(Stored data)
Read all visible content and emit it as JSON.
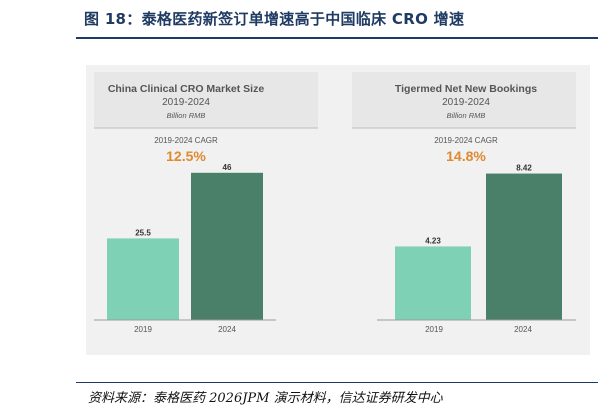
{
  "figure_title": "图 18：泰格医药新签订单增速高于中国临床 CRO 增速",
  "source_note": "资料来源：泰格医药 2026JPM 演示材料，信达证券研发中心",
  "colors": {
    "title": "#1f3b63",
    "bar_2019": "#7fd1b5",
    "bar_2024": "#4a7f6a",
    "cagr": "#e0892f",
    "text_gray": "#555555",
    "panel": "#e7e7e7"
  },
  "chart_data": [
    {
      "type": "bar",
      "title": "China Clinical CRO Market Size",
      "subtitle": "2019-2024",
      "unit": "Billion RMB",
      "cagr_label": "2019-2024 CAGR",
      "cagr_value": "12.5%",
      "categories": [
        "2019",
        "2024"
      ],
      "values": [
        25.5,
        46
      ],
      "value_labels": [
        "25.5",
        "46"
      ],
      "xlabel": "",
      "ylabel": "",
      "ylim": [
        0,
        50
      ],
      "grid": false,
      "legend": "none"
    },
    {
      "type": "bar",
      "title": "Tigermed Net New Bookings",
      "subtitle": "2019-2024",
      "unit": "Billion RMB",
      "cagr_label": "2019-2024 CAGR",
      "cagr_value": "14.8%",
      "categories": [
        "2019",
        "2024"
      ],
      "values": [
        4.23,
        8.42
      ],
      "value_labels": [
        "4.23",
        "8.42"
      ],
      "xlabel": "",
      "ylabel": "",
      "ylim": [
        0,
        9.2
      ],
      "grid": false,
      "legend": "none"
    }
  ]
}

What you are asked to do – Exactly as written, return every line of the listing, but not the pictures.

Result –
Read all visible content and emit it as JSON.
{
  "figure_title": "图 18：泰格医药新签订单增速高于中国临床 CRO 增速",
  "source_note": "资料来源：泰格医药 2026JPM 演示材料，信达证券研发中心",
  "colors": {
    "title": "#1f3b63",
    "bar_2019": "#7fd1b5",
    "bar_2024": "#4a7f6a",
    "cagr": "#e0892f",
    "text_gray": "#555555",
    "panel": "#e7e7e7"
  },
  "chart_data": [
    {
      "type": "bar",
      "title": "China Clinical CRO Market Size",
      "subtitle": "2019-2024",
      "unit": "Billion RMB",
      "cagr_label": "2019-2024 CAGR",
      "cagr_value": "12.5%",
      "categories": [
        "2019",
        "2024"
      ],
      "values": [
        25.5,
        46
      ],
      "value_labels": [
        "25.5",
        "46"
      ],
      "xlabel": "",
      "ylabel": "",
      "ylim": [
        0,
        50
      ],
      "grid": false,
      "legend": "none"
    },
    {
      "type": "bar",
      "title": "Tigermed Net New Bookings",
      "subtitle": "2019-2024",
      "unit": "Billion RMB",
      "cagr_label": "2019-2024 CAGR",
      "cagr_value": "14.8%",
      "categories": [
        "2019",
        "2024"
      ],
      "values": [
        4.23,
        8.42
      ],
      "value_labels": [
        "4.23",
        "8.42"
      ],
      "xlabel": "",
      "ylabel": "",
      "ylim": [
        0,
        9.2
      ],
      "grid": false,
      "legend": "none"
    }
  ]
}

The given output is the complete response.